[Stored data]
━━━━━━

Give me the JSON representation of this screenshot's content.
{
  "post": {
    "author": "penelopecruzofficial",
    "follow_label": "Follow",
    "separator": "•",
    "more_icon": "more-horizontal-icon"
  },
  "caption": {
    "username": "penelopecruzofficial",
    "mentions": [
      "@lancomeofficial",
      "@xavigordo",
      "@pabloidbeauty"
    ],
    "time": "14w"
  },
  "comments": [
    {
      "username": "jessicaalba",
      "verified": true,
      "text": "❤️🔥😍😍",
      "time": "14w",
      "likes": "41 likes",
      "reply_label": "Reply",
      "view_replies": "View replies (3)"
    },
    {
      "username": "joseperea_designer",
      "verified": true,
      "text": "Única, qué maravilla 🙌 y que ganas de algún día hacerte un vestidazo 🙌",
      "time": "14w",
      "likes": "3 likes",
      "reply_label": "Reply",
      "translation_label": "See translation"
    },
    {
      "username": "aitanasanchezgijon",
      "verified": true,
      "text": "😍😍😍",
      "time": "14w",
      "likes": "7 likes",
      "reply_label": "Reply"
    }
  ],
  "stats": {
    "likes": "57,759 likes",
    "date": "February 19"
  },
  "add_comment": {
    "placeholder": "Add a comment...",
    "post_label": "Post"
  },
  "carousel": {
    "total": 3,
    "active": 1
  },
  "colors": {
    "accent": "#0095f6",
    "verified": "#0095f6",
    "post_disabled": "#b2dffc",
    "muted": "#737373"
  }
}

━━━━━━

§ **TO BE DONE**:
Without leaving anything out, give the entries again exactly.

§ **RESULT**:
Give me the JSON representation of this screenshot's content.
{
  "post": {
    "author": "penelopecruzofficial",
    "follow_label": "Follow",
    "separator": "•",
    "more_icon": "more-horizontal-icon"
  },
  "caption": {
    "username": "penelopecruzofficial",
    "mentions": [
      "@lancomeofficial",
      "@xavigordo",
      "@pabloidbeauty"
    ],
    "time": "14w"
  },
  "comments": [
    {
      "username": "jessicaalba",
      "verified": true,
      "text": "❤️🔥😍😍",
      "time": "14w",
      "likes": "41 likes",
      "reply_label": "Reply",
      "view_replies": "View replies (3)"
    },
    {
      "username": "joseperea_designer",
      "verified": true,
      "text": "Única, qué maravilla 🙌 y que ganas de algún día hacerte un vestidazo 🙌",
      "time": "14w",
      "likes": "3 likes",
      "reply_label": "Reply",
      "translation_label": "See translation"
    },
    {
      "username": "aitanasanchezgijon",
      "verified": true,
      "text": "😍😍😍",
      "time": "14w",
      "likes": "7 likes",
      "reply_label": "Reply"
    }
  ],
  "stats": {
    "likes": "57,759 likes",
    "date": "February 19"
  },
  "add_comment": {
    "placeholder": "Add a comment...",
    "post_label": "Post"
  },
  "carousel": {
    "total": 3,
    "active": 1
  },
  "colors": {
    "accent": "#0095f6",
    "verified": "#0095f6",
    "post_disabled": "#b2dffc",
    "muted": "#737373"
  }
}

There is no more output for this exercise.